- [What this task involves]: Drop the pictures, then extract the listing word for word.

- [Dataset rows]:
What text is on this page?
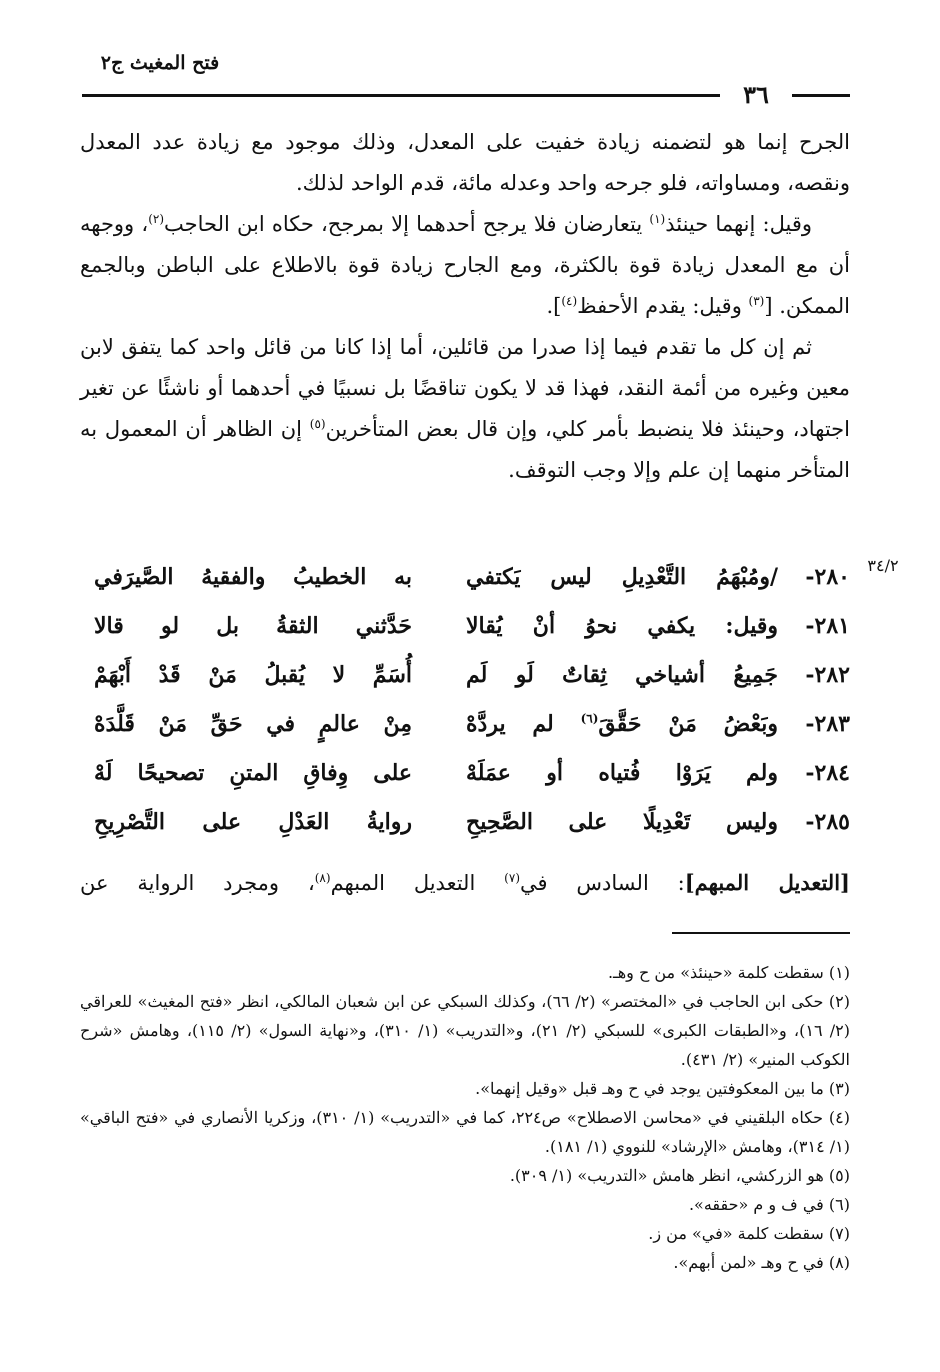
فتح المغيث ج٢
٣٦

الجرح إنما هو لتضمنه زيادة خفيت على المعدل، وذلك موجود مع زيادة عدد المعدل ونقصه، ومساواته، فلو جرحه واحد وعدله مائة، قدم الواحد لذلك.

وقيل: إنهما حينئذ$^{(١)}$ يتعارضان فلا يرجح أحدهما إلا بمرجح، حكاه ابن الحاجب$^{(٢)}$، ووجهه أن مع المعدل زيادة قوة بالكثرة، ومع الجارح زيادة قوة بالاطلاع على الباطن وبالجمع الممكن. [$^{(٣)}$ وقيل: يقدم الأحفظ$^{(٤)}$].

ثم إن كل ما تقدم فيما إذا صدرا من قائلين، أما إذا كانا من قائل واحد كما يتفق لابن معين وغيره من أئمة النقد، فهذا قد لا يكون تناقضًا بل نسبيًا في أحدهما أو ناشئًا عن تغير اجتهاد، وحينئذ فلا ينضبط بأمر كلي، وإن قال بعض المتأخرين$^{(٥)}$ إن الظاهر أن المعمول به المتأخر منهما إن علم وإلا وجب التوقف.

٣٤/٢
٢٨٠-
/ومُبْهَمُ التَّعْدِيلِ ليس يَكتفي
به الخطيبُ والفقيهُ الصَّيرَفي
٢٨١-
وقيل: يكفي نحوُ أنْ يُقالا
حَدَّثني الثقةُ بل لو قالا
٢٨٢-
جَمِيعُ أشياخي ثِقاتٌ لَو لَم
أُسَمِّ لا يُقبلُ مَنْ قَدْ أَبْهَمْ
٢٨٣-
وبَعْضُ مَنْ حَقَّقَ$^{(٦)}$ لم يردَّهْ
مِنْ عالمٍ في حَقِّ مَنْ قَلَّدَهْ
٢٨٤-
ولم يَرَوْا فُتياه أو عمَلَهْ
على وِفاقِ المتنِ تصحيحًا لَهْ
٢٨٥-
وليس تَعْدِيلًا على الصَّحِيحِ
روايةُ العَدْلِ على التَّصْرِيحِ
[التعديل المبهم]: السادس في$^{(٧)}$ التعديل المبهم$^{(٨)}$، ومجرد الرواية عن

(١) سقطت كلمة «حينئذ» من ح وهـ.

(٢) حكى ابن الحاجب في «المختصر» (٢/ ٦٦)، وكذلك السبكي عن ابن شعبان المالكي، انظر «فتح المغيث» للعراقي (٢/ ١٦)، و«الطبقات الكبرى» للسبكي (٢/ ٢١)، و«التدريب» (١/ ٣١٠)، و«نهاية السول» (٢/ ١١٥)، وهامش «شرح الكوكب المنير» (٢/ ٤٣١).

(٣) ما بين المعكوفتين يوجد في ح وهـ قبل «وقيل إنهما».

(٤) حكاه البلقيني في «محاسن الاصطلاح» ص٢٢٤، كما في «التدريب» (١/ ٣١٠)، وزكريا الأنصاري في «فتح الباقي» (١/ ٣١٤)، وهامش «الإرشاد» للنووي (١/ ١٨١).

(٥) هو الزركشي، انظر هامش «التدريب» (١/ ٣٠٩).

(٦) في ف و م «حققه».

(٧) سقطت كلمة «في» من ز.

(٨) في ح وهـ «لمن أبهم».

- [Exercise result]:
What text is on this page?
فتح المغيث ج٢
٣٦

الجرح إنما هو لتضمنه زيادة خفيت على المعدل، وذلك موجود مع زيادة عدد المعدل ونقصه، ومساواته، فلو جرحه واحد وعدله مائة، قدم الواحد لذلك.

وقيل: إنهما حينئذ$^{(١)}$ يتعارضان فلا يرجح أحدهما إلا بمرجح، حكاه ابن الحاجب$^{(٢)}$، ووجهه أن مع المعدل زيادة قوة بالكثرة، ومع الجارح زيادة قوة بالاطلاع على الباطن وبالجمع الممكن. [$^{(٣)}$ وقيل: يقدم الأحفظ$^{(٤)}$].

ثم إن كل ما تقدم فيما إذا صدرا من قائلين، أما إذا كانا من قائل واحد كما يتفق لابن معين وغيره من أئمة النقد، فهذا قد لا يكون تناقضًا بل نسبيًا في أحدهما أو ناشئًا عن تغير اجتهاد، وحينئذ فلا ينضبط بأمر كلي، وإن قال بعض المتأخرين$^{(٥)}$ إن الظاهر أن المعمول به المتأخر منهما إن علم وإلا وجب التوقف.

٣٤/٢
٢٨٠-
/ومُبْهَمُ التَّعْدِيلِ ليس يَكتفي
به الخطيبُ والفقيهُ الصَّيرَفي
٢٨١-
وقيل: يكفي نحوُ أنْ يُقالا
حَدَّثني الثقةُ بل لو قالا
٢٨٢-
جَمِيعُ أشياخي ثِقاتٌ لَو لَم
أُسَمِّ لا يُقبلُ مَنْ قَدْ أَبْهَمْ
٢٨٣-
وبَعْضُ مَنْ حَقَّقَ$^{(٦)}$ لم يردَّهْ
مِنْ عالمٍ في حَقِّ مَنْ قَلَّدَهْ
٢٨٤-
ولم يَرَوْا فُتياه أو عمَلَهْ
على وِفاقِ المتنِ تصحيحًا لَهْ
٢٨٥-
وليس تَعْدِيلًا على الصَّحِيحِ
روايةُ العَدْلِ على التَّصْرِيحِ
[التعديل المبهم]: السادس في$^{(٧)}$ التعديل المبهم$^{(٨)}$، ومجرد الرواية عن

(١) سقطت كلمة «حينئذ» من ح وهـ.

(٢) حكى ابن الحاجب في «المختصر» (٢/ ٦٦)، وكذلك السبكي عن ابن شعبان المالكي، انظر «فتح المغيث» للعراقي (٢/ ١٦)، و«الطبقات الكبرى» للسبكي (٢/ ٢١)، و«التدريب» (١/ ٣١٠)، و«نهاية السول» (٢/ ١١٥)، وهامش «شرح الكوكب المنير» (٢/ ٤٣١).

(٣) ما بين المعكوفتين يوجد في ح وهـ قبل «وقيل إنهما».

(٤) حكاه البلقيني في «محاسن الاصطلاح» ص٢٢٤، كما في «التدريب» (١/ ٣١٠)، وزكريا الأنصاري في «فتح الباقي» (١/ ٣١٤)، وهامش «الإرشاد» للنووي (١/ ١٨١).

(٥) هو الزركشي، انظر هامش «التدريب» (١/ ٣٠٩).

(٦) في ف و م «حققه».

(٧) سقطت كلمة «في» من ز.

(٨) في ح وهـ «لمن أبهم».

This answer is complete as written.